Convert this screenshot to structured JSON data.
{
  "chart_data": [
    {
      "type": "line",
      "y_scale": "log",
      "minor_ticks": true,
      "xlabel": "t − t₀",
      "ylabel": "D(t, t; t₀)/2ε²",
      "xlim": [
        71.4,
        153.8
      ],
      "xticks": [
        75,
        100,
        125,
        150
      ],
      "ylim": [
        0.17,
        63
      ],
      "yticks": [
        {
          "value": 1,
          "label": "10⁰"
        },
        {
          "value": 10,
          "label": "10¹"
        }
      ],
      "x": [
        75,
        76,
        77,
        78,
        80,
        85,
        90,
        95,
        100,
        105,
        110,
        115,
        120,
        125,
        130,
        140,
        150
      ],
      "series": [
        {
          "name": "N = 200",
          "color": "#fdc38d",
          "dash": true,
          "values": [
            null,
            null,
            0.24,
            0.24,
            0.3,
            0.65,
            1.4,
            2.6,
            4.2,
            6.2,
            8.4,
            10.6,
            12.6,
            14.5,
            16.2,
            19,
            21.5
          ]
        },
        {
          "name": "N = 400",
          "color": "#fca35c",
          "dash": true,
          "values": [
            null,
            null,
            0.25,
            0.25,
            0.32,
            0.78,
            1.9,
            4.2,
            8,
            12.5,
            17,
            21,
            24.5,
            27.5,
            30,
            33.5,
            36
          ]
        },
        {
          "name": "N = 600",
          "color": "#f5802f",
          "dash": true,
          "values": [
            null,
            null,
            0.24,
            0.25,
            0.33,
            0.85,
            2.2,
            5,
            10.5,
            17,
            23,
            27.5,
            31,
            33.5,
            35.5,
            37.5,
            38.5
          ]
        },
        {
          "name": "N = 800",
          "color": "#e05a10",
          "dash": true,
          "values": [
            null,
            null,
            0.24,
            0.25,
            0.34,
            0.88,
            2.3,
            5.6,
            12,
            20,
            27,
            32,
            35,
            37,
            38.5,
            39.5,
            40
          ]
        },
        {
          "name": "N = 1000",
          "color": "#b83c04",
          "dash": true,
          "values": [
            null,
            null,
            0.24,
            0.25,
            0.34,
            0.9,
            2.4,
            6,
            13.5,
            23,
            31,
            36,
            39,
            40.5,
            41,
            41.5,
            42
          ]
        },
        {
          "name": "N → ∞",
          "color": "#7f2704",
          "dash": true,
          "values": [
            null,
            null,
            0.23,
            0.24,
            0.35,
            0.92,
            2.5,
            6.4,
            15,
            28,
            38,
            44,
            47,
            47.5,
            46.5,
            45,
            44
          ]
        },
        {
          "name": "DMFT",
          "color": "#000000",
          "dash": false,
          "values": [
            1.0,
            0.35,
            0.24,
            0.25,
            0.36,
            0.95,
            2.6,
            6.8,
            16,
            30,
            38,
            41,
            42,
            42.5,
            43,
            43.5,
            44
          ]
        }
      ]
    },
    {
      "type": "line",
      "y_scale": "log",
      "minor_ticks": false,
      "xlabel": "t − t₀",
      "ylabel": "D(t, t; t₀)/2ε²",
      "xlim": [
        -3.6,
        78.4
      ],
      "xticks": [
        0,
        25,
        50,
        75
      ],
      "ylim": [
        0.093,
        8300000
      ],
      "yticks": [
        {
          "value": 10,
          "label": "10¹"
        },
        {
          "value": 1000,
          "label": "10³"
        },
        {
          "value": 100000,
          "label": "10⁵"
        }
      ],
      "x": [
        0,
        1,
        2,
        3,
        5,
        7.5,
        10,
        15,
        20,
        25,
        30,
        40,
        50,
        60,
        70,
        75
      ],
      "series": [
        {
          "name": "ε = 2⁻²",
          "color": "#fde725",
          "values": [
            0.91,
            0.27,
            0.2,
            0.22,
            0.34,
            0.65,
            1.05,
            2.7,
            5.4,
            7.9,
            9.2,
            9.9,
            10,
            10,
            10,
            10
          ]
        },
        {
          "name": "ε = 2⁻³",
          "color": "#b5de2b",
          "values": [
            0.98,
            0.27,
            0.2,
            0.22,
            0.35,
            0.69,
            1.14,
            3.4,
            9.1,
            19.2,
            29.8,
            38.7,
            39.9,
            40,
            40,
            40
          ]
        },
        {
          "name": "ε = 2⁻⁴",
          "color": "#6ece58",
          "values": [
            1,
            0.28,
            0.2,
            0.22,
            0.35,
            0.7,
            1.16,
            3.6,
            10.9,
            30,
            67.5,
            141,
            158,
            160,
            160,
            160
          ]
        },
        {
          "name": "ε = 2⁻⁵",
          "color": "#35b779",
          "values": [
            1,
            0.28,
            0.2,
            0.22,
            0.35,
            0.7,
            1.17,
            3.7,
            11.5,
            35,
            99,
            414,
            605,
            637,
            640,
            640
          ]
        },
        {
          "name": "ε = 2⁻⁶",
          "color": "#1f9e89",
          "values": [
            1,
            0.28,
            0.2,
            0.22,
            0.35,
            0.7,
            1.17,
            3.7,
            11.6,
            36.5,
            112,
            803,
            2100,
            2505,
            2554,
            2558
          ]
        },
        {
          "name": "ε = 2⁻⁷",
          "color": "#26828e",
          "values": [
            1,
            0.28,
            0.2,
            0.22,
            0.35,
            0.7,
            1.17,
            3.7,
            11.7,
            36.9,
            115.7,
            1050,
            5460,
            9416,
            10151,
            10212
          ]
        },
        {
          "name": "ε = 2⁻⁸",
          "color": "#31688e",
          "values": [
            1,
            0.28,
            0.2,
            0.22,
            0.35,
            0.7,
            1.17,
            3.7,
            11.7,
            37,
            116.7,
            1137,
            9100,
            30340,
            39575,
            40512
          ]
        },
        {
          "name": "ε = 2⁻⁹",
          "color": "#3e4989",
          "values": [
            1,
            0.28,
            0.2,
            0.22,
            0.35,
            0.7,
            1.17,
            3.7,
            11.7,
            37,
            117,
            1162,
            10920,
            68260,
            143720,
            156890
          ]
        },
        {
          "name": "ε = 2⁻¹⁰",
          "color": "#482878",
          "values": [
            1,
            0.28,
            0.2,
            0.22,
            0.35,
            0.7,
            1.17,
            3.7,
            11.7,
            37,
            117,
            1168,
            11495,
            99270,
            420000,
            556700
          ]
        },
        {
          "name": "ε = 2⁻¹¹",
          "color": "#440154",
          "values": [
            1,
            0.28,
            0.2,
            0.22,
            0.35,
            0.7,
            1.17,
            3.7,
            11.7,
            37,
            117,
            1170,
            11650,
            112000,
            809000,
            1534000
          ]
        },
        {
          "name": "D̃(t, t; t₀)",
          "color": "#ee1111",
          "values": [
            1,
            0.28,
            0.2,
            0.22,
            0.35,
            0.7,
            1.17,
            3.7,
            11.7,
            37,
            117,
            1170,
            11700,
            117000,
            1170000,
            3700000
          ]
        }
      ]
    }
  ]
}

^^^^

**Work to do**:
Transcribe the material exactly as it reads.

**Solution**:
Convert this screenshot to structured JSON data.
{
  "chart_data": [
    {
      "type": "line",
      "y_scale": "log",
      "minor_ticks": true,
      "xlabel": "t − t₀",
      "ylabel": "D(t, t; t₀)/2ε²",
      "xlim": [
        71.4,
        153.8
      ],
      "xticks": [
        75,
        100,
        125,
        150
      ],
      "ylim": [
        0.17,
        63
      ],
      "yticks": [
        {
          "value": 1,
          "label": "10⁰"
        },
        {
          "value": 10,
          "label": "10¹"
        }
      ],
      "x": [
        75,
        76,
        77,
        78,
        80,
        85,
        90,
        95,
        100,
        105,
        110,
        115,
        120,
        125,
        130,
        140,
        150
      ],
      "series": [
        {
          "name": "N = 200",
          "color": "#fdc38d",
          "dash": true,
          "values": [
            null,
            null,
            0.24,
            0.24,
            0.3,
            0.65,
            1.4,
            2.6,
            4.2,
            6.2,
            8.4,
            10.6,
            12.6,
            14.5,
            16.2,
            19,
            21.5
          ]
        },
        {
          "name": "N = 400",
          "color": "#fca35c",
          "dash": true,
          "values": [
            null,
            null,
            0.25,
            0.25,
            0.32,
            0.78,
            1.9,
            4.2,
            8,
            12.5,
            17,
            21,
            24.5,
            27.5,
            30,
            33.5,
            36
          ]
        },
        {
          "name": "N = 600",
          "color": "#f5802f",
          "dash": true,
          "values": [
            null,
            null,
            0.24,
            0.25,
            0.33,
            0.85,
            2.2,
            5,
            10.5,
            17,
            23,
            27.5,
            31,
            33.5,
            35.5,
            37.5,
            38.5
          ]
        },
        {
          "name": "N = 800",
          "color": "#e05a10",
          "dash": true,
          "values": [
            null,
            null,
            0.24,
            0.25,
            0.34,
            0.88,
            2.3,
            5.6,
            12,
            20,
            27,
            32,
            35,
            37,
            38.5,
            39.5,
            40
          ]
        },
        {
          "name": "N = 1000",
          "color": "#b83c04",
          "dash": true,
          "values": [
            null,
            null,
            0.24,
            0.25,
            0.34,
            0.9,
            2.4,
            6,
            13.5,
            23,
            31,
            36,
            39,
            40.5,
            41,
            41.5,
            42
          ]
        },
        {
          "name": "N → ∞",
          "color": "#7f2704",
          "dash": true,
          "values": [
            null,
            null,
            0.23,
            0.24,
            0.35,
            0.92,
            2.5,
            6.4,
            15,
            28,
            38,
            44,
            47,
            47.5,
            46.5,
            45,
            44
          ]
        },
        {
          "name": "DMFT",
          "color": "#000000",
          "dash": false,
          "values": [
            1.0,
            0.35,
            0.24,
            0.25,
            0.36,
            0.95,
            2.6,
            6.8,
            16,
            30,
            38,
            41,
            42,
            42.5,
            43,
            43.5,
            44
          ]
        }
      ]
    },
    {
      "type": "line",
      "y_scale": "log",
      "minor_ticks": false,
      "xlabel": "t − t₀",
      "ylabel": "D(t, t; t₀)/2ε²",
      "xlim": [
        -3.6,
        78.4
      ],
      "xticks": [
        0,
        25,
        50,
        75
      ],
      "ylim": [
        0.093,
        8300000
      ],
      "yticks": [
        {
          "value": 10,
          "label": "10¹"
        },
        {
          "value": 1000,
          "label": "10³"
        },
        {
          "value": 100000,
          "label": "10⁵"
        }
      ],
      "x": [
        0,
        1,
        2,
        3,
        5,
        7.5,
        10,
        15,
        20,
        25,
        30,
        40,
        50,
        60,
        70,
        75
      ],
      "series": [
        {
          "name": "ε = 2⁻²",
          "color": "#fde725",
          "values": [
            0.91,
            0.27,
            0.2,
            0.22,
            0.34,
            0.65,
            1.05,
            2.7,
            5.4,
            7.9,
            9.2,
            9.9,
            10,
            10,
            10,
            10
          ]
        },
        {
          "name": "ε = 2⁻³",
          "color": "#b5de2b",
          "values": [
            0.98,
            0.27,
            0.2,
            0.22,
            0.35,
            0.69,
            1.14,
            3.4,
            9.1,
            19.2,
            29.8,
            38.7,
            39.9,
            40,
            40,
            40
          ]
        },
        {
          "name": "ε = 2⁻⁴",
          "color": "#6ece58",
          "values": [
            1,
            0.28,
            0.2,
            0.22,
            0.35,
            0.7,
            1.16,
            3.6,
            10.9,
            30,
            67.5,
            141,
            158,
            160,
            160,
            160
          ]
        },
        {
          "name": "ε = 2⁻⁵",
          "color": "#35b779",
          "values": [
            1,
            0.28,
            0.2,
            0.22,
            0.35,
            0.7,
            1.17,
            3.7,
            11.5,
            35,
            99,
            414,
            605,
            637,
            640,
            640
          ]
        },
        {
          "name": "ε = 2⁻⁶",
          "color": "#1f9e89",
          "values": [
            1,
            0.28,
            0.2,
            0.22,
            0.35,
            0.7,
            1.17,
            3.7,
            11.6,
            36.5,
            112,
            803,
            2100,
            2505,
            2554,
            2558
          ]
        },
        {
          "name": "ε = 2⁻⁷",
          "color": "#26828e",
          "values": [
            1,
            0.28,
            0.2,
            0.22,
            0.35,
            0.7,
            1.17,
            3.7,
            11.7,
            36.9,
            115.7,
            1050,
            5460,
            9416,
            10151,
            10212
          ]
        },
        {
          "name": "ε = 2⁻⁸",
          "color": "#31688e",
          "values": [
            1,
            0.28,
            0.2,
            0.22,
            0.35,
            0.7,
            1.17,
            3.7,
            11.7,
            37,
            116.7,
            1137,
            9100,
            30340,
            39575,
            40512
          ]
        },
        {
          "name": "ε = 2⁻⁹",
          "color": "#3e4989",
          "values": [
            1,
            0.28,
            0.2,
            0.22,
            0.35,
            0.7,
            1.17,
            3.7,
            11.7,
            37,
            117,
            1162,
            10920,
            68260,
            143720,
            156890
          ]
        },
        {
          "name": "ε = 2⁻¹⁰",
          "color": "#482878",
          "values": [
            1,
            0.28,
            0.2,
            0.22,
            0.35,
            0.7,
            1.17,
            3.7,
            11.7,
            37,
            117,
            1168,
            11495,
            99270,
            420000,
            556700
          ]
        },
        {
          "name": "ε = 2⁻¹¹",
          "color": "#440154",
          "values": [
            1,
            0.28,
            0.2,
            0.22,
            0.35,
            0.7,
            1.17,
            3.7,
            11.7,
            37,
            117,
            1170,
            11650,
            112000,
            809000,
            1534000
          ]
        },
        {
          "name": "D̃(t, t; t₀)",
          "color": "#ee1111",
          "values": [
            1,
            0.28,
            0.2,
            0.22,
            0.35,
            0.7,
            1.17,
            3.7,
            11.7,
            37,
            117,
            1170,
            11700,
            117000,
            1170000,
            3700000
          ]
        }
      ]
    }
  ]
}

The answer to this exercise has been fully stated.